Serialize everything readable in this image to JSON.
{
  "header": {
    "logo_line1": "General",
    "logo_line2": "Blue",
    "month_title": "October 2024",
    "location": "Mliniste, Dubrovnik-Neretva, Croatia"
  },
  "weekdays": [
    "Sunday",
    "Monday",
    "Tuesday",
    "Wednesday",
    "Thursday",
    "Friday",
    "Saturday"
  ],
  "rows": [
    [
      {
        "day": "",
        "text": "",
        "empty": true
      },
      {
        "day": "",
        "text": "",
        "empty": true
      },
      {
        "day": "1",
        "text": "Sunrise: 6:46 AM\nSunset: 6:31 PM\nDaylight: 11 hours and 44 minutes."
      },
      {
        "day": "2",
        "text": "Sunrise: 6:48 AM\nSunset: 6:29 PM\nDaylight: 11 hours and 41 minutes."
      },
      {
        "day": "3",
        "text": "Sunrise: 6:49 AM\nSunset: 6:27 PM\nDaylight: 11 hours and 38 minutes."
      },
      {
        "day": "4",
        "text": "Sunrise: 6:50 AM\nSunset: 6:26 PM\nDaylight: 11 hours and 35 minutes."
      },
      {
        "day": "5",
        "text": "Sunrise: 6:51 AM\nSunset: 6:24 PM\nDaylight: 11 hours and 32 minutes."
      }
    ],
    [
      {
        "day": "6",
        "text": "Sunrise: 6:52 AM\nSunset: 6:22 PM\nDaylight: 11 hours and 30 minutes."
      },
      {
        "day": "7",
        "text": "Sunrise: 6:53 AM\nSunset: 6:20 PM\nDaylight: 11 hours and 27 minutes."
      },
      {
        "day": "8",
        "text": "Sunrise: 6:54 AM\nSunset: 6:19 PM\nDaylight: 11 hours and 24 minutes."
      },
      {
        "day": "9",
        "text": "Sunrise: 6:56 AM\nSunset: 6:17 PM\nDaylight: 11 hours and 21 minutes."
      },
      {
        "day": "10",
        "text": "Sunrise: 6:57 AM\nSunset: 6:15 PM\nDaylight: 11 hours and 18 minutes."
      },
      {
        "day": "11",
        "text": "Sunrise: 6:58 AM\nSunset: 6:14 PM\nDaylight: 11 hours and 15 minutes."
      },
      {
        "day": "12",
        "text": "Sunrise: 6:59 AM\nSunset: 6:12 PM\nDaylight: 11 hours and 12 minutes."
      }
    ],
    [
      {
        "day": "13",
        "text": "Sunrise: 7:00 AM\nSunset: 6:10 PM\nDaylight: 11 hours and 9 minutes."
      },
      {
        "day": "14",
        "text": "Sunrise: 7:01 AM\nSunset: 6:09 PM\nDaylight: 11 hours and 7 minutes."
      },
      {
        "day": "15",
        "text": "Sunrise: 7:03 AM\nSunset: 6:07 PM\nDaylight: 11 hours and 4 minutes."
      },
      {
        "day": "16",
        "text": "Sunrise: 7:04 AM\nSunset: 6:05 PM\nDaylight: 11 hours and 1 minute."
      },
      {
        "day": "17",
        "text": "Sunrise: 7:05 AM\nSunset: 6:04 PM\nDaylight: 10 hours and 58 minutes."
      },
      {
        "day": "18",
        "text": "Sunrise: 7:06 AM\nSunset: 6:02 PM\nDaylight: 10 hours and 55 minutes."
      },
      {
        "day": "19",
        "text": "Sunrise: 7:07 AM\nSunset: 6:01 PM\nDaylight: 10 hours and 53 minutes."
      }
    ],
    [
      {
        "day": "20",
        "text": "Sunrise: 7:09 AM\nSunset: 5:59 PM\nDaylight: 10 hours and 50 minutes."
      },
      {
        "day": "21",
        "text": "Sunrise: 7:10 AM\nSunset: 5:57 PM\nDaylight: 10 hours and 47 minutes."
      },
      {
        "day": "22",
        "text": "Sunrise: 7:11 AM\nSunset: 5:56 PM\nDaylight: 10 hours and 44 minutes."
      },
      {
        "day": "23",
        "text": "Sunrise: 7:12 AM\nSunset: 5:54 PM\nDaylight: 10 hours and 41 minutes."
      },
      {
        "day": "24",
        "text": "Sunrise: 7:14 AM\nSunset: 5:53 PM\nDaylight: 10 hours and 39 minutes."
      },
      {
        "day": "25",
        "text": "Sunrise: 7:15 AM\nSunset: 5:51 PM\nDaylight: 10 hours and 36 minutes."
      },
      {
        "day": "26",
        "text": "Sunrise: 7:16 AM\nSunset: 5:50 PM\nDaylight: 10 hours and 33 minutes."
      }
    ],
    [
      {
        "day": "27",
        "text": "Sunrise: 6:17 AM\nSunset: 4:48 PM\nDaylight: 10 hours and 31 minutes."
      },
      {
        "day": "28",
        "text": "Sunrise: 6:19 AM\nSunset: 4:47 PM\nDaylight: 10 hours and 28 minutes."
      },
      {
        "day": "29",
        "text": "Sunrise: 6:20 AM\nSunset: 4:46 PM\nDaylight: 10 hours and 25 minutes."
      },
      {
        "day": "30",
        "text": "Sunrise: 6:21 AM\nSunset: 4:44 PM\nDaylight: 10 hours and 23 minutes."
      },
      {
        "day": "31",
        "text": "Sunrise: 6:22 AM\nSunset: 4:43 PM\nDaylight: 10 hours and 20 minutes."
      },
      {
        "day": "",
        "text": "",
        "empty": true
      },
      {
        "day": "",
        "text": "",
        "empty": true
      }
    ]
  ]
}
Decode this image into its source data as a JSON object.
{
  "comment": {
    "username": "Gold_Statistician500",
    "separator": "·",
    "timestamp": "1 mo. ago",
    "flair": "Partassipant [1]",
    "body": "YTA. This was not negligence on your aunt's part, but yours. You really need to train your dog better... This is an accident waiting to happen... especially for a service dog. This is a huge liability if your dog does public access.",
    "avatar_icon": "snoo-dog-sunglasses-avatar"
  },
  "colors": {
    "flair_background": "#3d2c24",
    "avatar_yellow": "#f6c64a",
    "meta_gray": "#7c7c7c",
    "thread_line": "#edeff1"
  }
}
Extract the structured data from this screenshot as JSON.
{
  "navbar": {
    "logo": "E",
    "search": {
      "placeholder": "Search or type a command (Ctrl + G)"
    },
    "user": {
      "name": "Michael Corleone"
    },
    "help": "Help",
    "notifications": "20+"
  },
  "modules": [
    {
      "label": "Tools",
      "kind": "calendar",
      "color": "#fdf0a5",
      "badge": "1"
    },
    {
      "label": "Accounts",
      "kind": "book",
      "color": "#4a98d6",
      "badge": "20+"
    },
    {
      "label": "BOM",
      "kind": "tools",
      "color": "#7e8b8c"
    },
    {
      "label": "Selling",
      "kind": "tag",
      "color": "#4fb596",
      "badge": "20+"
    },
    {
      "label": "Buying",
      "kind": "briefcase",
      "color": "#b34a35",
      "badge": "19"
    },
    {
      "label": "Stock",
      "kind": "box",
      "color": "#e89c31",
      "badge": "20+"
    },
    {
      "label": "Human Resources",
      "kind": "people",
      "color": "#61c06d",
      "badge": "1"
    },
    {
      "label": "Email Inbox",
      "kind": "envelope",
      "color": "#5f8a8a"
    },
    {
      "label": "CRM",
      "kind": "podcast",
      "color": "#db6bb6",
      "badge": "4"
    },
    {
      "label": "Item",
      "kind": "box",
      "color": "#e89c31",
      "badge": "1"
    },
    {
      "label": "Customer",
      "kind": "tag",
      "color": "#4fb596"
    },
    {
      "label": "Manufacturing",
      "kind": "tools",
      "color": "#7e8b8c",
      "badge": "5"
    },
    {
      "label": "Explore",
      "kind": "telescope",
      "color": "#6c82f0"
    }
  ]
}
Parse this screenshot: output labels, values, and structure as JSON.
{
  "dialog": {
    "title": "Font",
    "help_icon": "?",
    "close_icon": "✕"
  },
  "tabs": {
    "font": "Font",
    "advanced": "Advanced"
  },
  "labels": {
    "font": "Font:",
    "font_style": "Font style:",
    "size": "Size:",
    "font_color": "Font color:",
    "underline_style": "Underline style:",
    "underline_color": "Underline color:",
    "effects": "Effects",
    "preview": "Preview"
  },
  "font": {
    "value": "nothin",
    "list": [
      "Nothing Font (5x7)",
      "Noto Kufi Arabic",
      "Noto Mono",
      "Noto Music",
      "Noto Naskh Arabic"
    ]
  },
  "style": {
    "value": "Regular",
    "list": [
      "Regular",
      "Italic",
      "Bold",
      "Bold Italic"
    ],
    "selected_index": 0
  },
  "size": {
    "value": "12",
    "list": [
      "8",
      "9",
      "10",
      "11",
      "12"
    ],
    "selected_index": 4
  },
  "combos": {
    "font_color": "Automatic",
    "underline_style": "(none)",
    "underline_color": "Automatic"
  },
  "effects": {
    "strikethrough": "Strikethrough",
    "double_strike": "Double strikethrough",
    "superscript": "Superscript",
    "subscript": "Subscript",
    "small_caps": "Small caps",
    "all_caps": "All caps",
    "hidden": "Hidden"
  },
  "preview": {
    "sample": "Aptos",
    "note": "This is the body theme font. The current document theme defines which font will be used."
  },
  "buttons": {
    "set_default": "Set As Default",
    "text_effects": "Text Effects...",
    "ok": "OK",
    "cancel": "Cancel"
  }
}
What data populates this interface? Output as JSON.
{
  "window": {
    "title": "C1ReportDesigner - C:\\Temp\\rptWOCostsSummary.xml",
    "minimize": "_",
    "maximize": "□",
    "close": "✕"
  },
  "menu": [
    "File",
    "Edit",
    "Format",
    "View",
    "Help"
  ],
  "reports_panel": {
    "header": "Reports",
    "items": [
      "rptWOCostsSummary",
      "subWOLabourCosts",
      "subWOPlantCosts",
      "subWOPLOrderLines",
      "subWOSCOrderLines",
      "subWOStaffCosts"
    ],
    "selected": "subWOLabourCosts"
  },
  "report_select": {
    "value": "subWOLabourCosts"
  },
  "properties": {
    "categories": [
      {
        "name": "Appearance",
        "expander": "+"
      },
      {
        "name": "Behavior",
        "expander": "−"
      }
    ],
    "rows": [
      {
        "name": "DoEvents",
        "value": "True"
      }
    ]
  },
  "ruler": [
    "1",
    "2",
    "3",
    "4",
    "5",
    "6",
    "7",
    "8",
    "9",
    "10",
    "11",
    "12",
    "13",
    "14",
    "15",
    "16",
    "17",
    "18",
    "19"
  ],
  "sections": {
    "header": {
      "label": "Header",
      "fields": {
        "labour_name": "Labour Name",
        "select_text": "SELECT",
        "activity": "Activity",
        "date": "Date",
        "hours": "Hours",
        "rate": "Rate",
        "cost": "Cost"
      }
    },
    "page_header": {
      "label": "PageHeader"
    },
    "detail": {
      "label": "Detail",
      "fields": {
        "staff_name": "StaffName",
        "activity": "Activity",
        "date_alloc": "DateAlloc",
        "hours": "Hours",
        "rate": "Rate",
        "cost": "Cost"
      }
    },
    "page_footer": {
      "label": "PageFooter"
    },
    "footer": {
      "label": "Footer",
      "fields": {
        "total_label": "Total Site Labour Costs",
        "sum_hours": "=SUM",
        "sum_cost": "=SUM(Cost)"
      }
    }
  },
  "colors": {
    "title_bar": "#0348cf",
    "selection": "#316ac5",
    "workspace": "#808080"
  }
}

> **PROBLEM REQUIREMENTS**: Gather all lines of the records that include the word "Noto".

> **RESULT BELOW**:
      "Noto Kufi Arabic",
      "Noto Mono",
      "Noto Music",
      "Noto Naskh Arabic"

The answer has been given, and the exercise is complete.